What to do
Each entry below should be echoed exactly, with pictures omitted.

[Part of a data file]
⟨
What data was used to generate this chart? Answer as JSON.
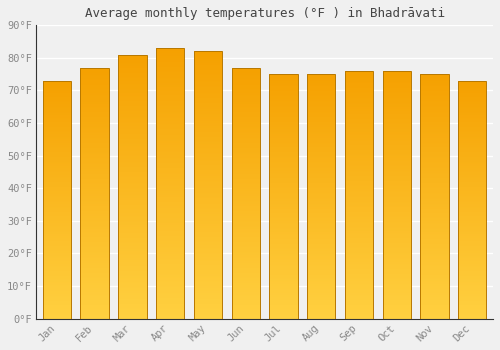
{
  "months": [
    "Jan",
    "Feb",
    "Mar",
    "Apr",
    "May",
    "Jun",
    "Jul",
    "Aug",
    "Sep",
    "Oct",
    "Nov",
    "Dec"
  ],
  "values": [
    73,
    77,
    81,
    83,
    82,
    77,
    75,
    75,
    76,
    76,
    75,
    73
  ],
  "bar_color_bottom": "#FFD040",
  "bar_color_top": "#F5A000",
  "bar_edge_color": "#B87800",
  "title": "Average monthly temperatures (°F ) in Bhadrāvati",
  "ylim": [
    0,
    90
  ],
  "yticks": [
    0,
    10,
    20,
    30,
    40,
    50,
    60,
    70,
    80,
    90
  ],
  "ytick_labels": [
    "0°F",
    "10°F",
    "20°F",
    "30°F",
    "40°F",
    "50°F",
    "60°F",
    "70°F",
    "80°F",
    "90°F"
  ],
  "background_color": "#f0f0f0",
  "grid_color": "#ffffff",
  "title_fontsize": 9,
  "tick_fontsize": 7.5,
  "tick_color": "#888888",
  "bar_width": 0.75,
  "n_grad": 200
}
⟩
Correct output
What data was used to generate this chart? Answer as JSON.
{
  "months": [
    "Jan",
    "Feb",
    "Mar",
    "Apr",
    "May",
    "Jun",
    "Jul",
    "Aug",
    "Sep",
    "Oct",
    "Nov",
    "Dec"
  ],
  "values": [
    73,
    77,
    81,
    83,
    82,
    77,
    75,
    75,
    76,
    76,
    75,
    73
  ],
  "bar_color_bottom": "#FFD040",
  "bar_color_top": "#F5A000",
  "bar_edge_color": "#B87800",
  "title": "Average monthly temperatures (°F ) in Bhadrāvati",
  "ylim": [
    0,
    90
  ],
  "yticks": [
    0,
    10,
    20,
    30,
    40,
    50,
    60,
    70,
    80,
    90
  ],
  "ytick_labels": [
    "0°F",
    "10°F",
    "20°F",
    "30°F",
    "40°F",
    "50°F",
    "60°F",
    "70°F",
    "80°F",
    "90°F"
  ],
  "background_color": "#f0f0f0",
  "grid_color": "#ffffff",
  "title_fontsize": 9,
  "tick_fontsize": 7.5,
  "tick_color": "#888888",
  "bar_width": 0.75,
  "n_grad": 200
}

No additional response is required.